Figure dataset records
══════════════════════════════

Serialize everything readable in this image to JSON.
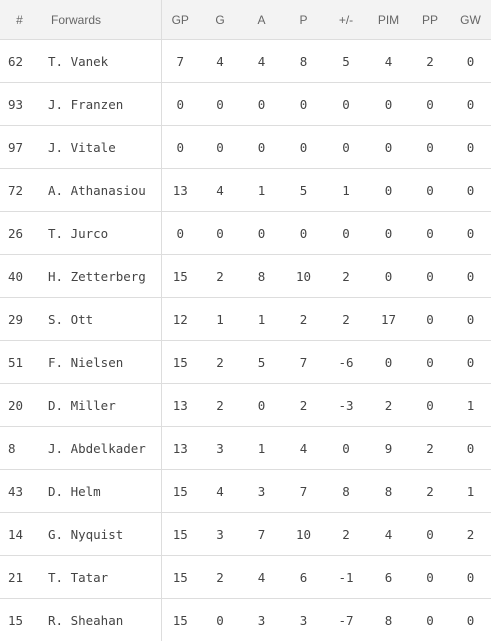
{
  "table": {
    "headers": {
      "num": "#",
      "name": "Forwards",
      "gp": "GP",
      "g": "G",
      "a": "A",
      "p": "P",
      "pm": "+/-",
      "pim": "PIM",
      "pp": "PP",
      "gw": "GW"
    },
    "rows": [
      {
        "num": "62",
        "name": "T. Vanek",
        "gp": "7",
        "g": "4",
        "a": "4",
        "p": "8",
        "pm": "5",
        "pim": "4",
        "pp": "2",
        "gw": "0"
      },
      {
        "num": "93",
        "name": "J. Franzen",
        "gp": "0",
        "g": "0",
        "a": "0",
        "p": "0",
        "pm": "0",
        "pim": "0",
        "pp": "0",
        "gw": "0"
      },
      {
        "num": "97",
        "name": "J. Vitale",
        "gp": "0",
        "g": "0",
        "a": "0",
        "p": "0",
        "pm": "0",
        "pim": "0",
        "pp": "0",
        "gw": "0"
      },
      {
        "num": "72",
        "name": "A. Athanasiou",
        "gp": "13",
        "g": "4",
        "a": "1",
        "p": "5",
        "pm": "1",
        "pim": "0",
        "pp": "0",
        "gw": "0"
      },
      {
        "num": "26",
        "name": "T. Jurco",
        "gp": "0",
        "g": "0",
        "a": "0",
        "p": "0",
        "pm": "0",
        "pim": "0",
        "pp": "0",
        "gw": "0"
      },
      {
        "num": "40",
        "name": "H. Zetterberg",
        "gp": "15",
        "g": "2",
        "a": "8",
        "p": "10",
        "pm": "2",
        "pim": "0",
        "pp": "0",
        "gw": "0"
      },
      {
        "num": "29",
        "name": "S. Ott",
        "gp": "12",
        "g": "1",
        "a": "1",
        "p": "2",
        "pm": "2",
        "pim": "17",
        "pp": "0",
        "gw": "0"
      },
      {
        "num": "51",
        "name": "F. Nielsen",
        "gp": "15",
        "g": "2",
        "a": "5",
        "p": "7",
        "pm": "-6",
        "pim": "0",
        "pp": "0",
        "gw": "0"
      },
      {
        "num": "20",
        "name": "D. Miller",
        "gp": "13",
        "g": "2",
        "a": "0",
        "p": "2",
        "pm": "-3",
        "pim": "2",
        "pp": "0",
        "gw": "1"
      },
      {
        "num": "8",
        "name": "J. Abdelkader",
        "gp": "13",
        "g": "3",
        "a": "1",
        "p": "4",
        "pm": "0",
        "pim": "9",
        "pp": "2",
        "gw": "0"
      },
      {
        "num": "43",
        "name": "D. Helm",
        "gp": "15",
        "g": "4",
        "a": "3",
        "p": "7",
        "pm": "8",
        "pim": "8",
        "pp": "2",
        "gw": "1"
      },
      {
        "num": "14",
        "name": "G. Nyquist",
        "gp": "15",
        "g": "3",
        "a": "7",
        "p": "10",
        "pm": "2",
        "pim": "4",
        "pp": "0",
        "gw": "2"
      },
      {
        "num": "21",
        "name": "T. Tatar",
        "gp": "15",
        "g": "2",
        "a": "4",
        "p": "6",
        "pm": "-1",
        "pim": "6",
        "pp": "0",
        "gw": "0"
      },
      {
        "num": "15",
        "name": "R. Sheahan",
        "gp": "15",
        "g": "0",
        "a": "3",
        "p": "3",
        "pm": "-7",
        "pim": "8",
        "pp": "0",
        "gw": "0"
      }
    ]
  }
}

══════════════════════════════

Copy out the listing exactly as it stands, but not the pictures.

→ RESPONSE TO THIS EXERCISE
Serialize everything readable in this image to JSON.
{
  "table": {
    "headers": {
      "num": "#",
      "name": "Forwards",
      "gp": "GP",
      "g": "G",
      "a": "A",
      "p": "P",
      "pm": "+/-",
      "pim": "PIM",
      "pp": "PP",
      "gw": "GW"
    },
    "rows": [
      {
        "num": "62",
        "name": "T. Vanek",
        "gp": "7",
        "g": "4",
        "a": "4",
        "p": "8",
        "pm": "5",
        "pim": "4",
        "pp": "2",
        "gw": "0"
      },
      {
        "num": "93",
        "name": "J. Franzen",
        "gp": "0",
        "g": "0",
        "a": "0",
        "p": "0",
        "pm": "0",
        "pim": "0",
        "pp": "0",
        "gw": "0"
      },
      {
        "num": "97",
        "name": "J. Vitale",
        "gp": "0",
        "g": "0",
        "a": "0",
        "p": "0",
        "pm": "0",
        "pim": "0",
        "pp": "0",
        "gw": "0"
      },
      {
        "num": "72",
        "name": "A. Athanasiou",
        "gp": "13",
        "g": "4",
        "a": "1",
        "p": "5",
        "pm": "1",
        "pim": "0",
        "pp": "0",
        "gw": "0"
      },
      {
        "num": "26",
        "name": "T. Jurco",
        "gp": "0",
        "g": "0",
        "a": "0",
        "p": "0",
        "pm": "0",
        "pim": "0",
        "pp": "0",
        "gw": "0"
      },
      {
        "num": "40",
        "name": "H. Zetterberg",
        "gp": "15",
        "g": "2",
        "a": "8",
        "p": "10",
        "pm": "2",
        "pim": "0",
        "pp": "0",
        "gw": "0"
      },
      {
        "num": "29",
        "name": "S. Ott",
        "gp": "12",
        "g": "1",
        "a": "1",
        "p": "2",
        "pm": "2",
        "pim": "17",
        "pp": "0",
        "gw": "0"
      },
      {
        "num": "51",
        "name": "F. Nielsen",
        "gp": "15",
        "g": "2",
        "a": "5",
        "p": "7",
        "pm": "-6",
        "pim": "0",
        "pp": "0",
        "gw": "0"
      },
      {
        "num": "20",
        "name": "D. Miller",
        "gp": "13",
        "g": "2",
        "a": "0",
        "p": "2",
        "pm": "-3",
        "pim": "2",
        "pp": "0",
        "gw": "1"
      },
      {
        "num": "8",
        "name": "J. Abdelkader",
        "gp": "13",
        "g": "3",
        "a": "1",
        "p": "4",
        "pm": "0",
        "pim": "9",
        "pp": "2",
        "gw": "0"
      },
      {
        "num": "43",
        "name": "D. Helm",
        "gp": "15",
        "g": "4",
        "a": "3",
        "p": "7",
        "pm": "8",
        "pim": "8",
        "pp": "2",
        "gw": "1"
      },
      {
        "num": "14",
        "name": "G. Nyquist",
        "gp": "15",
        "g": "3",
        "a": "7",
        "p": "10",
        "pm": "2",
        "pim": "4",
        "pp": "0",
        "gw": "2"
      },
      {
        "num": "21",
        "name": "T. Tatar",
        "gp": "15",
        "g": "2",
        "a": "4",
        "p": "6",
        "pm": "-1",
        "pim": "6",
        "pp": "0",
        "gw": "0"
      },
      {
        "num": "15",
        "name": "R. Sheahan",
        "gp": "15",
        "g": "0",
        "a": "3",
        "p": "3",
        "pm": "-7",
        "pim": "8",
        "pp": "0",
        "gw": "0"
      }
    ]
  }
}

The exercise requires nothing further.